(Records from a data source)
__________________________________________________

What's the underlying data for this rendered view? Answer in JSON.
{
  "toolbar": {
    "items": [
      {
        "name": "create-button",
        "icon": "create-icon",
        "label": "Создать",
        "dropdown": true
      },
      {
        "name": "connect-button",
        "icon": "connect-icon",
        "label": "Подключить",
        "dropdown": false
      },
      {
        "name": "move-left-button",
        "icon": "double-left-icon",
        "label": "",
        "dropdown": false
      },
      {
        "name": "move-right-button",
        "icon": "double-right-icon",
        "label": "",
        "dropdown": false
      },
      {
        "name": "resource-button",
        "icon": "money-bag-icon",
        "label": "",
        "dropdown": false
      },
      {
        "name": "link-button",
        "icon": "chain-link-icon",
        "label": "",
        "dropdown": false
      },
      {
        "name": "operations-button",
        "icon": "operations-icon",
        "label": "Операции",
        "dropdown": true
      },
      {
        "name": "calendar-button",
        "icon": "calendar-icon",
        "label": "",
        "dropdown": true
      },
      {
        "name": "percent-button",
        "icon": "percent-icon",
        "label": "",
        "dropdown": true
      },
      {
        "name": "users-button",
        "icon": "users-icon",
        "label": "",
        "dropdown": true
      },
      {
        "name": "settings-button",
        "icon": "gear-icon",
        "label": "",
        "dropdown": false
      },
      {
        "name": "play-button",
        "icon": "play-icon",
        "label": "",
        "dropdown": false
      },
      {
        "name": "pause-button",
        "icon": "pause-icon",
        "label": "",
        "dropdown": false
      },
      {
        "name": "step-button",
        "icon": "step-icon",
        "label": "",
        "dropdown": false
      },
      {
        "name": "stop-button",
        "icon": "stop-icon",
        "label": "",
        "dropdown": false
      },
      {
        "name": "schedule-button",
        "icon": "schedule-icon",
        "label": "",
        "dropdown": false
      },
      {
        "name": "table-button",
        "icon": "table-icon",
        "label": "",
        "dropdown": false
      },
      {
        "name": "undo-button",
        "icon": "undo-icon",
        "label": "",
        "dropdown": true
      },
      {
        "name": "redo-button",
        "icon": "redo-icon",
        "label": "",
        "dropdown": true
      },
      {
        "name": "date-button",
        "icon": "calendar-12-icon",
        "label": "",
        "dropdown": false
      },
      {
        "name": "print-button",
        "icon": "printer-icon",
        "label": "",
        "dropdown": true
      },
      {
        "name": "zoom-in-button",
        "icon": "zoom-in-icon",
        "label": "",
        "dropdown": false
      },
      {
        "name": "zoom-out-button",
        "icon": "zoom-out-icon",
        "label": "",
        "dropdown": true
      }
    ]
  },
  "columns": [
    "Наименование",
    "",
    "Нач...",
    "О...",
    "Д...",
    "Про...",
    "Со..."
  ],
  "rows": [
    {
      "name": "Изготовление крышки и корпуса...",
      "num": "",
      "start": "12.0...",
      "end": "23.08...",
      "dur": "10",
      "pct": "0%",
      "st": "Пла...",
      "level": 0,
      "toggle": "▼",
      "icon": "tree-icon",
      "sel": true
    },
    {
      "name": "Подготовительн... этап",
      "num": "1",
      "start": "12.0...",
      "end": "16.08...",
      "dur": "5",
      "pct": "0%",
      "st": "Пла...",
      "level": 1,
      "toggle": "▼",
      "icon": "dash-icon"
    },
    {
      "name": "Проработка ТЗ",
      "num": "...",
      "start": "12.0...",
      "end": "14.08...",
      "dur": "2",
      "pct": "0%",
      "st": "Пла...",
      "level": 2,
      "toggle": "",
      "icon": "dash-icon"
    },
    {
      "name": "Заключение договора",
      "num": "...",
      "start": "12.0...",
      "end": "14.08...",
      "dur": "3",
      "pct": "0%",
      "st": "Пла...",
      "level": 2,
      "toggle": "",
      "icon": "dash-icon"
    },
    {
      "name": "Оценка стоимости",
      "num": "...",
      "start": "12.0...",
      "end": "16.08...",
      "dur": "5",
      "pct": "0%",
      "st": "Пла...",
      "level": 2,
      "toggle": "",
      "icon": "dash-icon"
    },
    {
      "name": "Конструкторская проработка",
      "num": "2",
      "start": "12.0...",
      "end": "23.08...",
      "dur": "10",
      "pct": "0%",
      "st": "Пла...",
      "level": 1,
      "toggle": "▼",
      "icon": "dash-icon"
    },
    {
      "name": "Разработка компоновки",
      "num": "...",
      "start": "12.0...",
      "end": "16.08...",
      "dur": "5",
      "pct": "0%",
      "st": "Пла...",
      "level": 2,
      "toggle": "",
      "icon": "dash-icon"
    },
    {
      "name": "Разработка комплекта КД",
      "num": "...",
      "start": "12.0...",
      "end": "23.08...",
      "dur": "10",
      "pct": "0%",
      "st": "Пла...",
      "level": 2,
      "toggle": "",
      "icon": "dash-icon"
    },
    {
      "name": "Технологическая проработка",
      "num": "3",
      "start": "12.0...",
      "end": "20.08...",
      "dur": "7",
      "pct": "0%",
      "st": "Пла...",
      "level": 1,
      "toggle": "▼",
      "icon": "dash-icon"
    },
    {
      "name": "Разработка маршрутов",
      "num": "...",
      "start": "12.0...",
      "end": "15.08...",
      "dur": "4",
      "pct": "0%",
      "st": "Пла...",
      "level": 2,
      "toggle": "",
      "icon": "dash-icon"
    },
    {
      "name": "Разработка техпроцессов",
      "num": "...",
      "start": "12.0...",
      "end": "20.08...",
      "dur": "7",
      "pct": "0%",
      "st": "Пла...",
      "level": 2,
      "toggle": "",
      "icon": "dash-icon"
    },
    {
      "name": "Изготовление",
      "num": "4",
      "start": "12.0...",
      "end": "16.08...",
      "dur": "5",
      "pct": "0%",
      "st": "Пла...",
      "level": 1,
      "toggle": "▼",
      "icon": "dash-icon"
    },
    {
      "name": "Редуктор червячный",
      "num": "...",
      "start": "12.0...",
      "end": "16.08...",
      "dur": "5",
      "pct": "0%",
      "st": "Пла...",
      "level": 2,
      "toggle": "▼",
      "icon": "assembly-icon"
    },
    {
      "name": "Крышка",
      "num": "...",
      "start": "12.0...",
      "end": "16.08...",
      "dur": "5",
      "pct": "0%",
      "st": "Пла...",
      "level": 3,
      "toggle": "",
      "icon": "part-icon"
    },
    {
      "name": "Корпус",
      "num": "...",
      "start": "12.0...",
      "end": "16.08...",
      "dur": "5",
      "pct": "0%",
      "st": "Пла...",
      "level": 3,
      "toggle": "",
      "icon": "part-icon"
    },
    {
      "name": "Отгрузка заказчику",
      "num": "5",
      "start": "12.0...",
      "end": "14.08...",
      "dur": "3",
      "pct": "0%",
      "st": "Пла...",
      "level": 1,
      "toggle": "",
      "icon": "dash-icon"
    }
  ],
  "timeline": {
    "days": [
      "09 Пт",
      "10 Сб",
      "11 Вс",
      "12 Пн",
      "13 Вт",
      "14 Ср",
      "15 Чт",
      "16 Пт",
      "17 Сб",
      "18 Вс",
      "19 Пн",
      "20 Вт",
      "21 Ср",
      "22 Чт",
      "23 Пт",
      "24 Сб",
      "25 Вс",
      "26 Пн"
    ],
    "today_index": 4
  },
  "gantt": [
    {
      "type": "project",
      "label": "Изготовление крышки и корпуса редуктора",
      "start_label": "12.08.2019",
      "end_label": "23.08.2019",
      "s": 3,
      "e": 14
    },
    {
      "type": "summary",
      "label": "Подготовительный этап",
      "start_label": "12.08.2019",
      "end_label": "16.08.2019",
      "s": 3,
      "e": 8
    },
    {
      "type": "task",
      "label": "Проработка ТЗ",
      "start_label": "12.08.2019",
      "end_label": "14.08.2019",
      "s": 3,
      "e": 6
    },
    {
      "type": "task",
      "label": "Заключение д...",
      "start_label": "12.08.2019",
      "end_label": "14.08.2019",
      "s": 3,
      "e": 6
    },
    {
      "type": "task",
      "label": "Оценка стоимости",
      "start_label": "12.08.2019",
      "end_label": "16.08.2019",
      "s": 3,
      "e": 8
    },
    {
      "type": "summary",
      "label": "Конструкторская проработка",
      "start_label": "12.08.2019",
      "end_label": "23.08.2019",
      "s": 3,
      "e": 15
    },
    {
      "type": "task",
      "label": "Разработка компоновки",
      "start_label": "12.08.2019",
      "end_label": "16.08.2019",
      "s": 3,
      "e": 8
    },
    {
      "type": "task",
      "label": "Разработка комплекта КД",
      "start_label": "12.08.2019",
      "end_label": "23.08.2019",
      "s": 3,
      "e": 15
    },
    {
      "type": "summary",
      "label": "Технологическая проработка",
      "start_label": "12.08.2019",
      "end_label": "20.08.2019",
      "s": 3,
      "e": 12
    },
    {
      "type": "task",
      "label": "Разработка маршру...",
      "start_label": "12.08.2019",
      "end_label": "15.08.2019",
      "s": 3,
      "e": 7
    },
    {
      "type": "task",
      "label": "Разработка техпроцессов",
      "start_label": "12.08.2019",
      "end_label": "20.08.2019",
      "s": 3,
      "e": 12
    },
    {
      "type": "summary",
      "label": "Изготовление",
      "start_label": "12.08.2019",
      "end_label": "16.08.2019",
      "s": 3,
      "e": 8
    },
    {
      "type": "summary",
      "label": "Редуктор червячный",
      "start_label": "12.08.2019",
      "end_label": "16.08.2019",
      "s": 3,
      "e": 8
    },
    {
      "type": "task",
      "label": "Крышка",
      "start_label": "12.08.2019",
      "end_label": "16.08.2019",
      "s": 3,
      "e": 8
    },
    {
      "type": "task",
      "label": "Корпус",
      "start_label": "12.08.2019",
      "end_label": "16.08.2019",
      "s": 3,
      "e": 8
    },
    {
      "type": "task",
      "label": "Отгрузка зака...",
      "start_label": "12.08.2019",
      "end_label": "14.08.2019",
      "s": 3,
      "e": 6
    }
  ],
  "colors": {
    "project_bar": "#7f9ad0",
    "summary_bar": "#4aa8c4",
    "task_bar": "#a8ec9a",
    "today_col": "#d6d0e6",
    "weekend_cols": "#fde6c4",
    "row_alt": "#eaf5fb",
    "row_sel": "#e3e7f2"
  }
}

__________________________________________________

**Exercise prompt:** Counting only lines of the data above that hold "operations", report the total and nothing else.

**Response to the task:** 2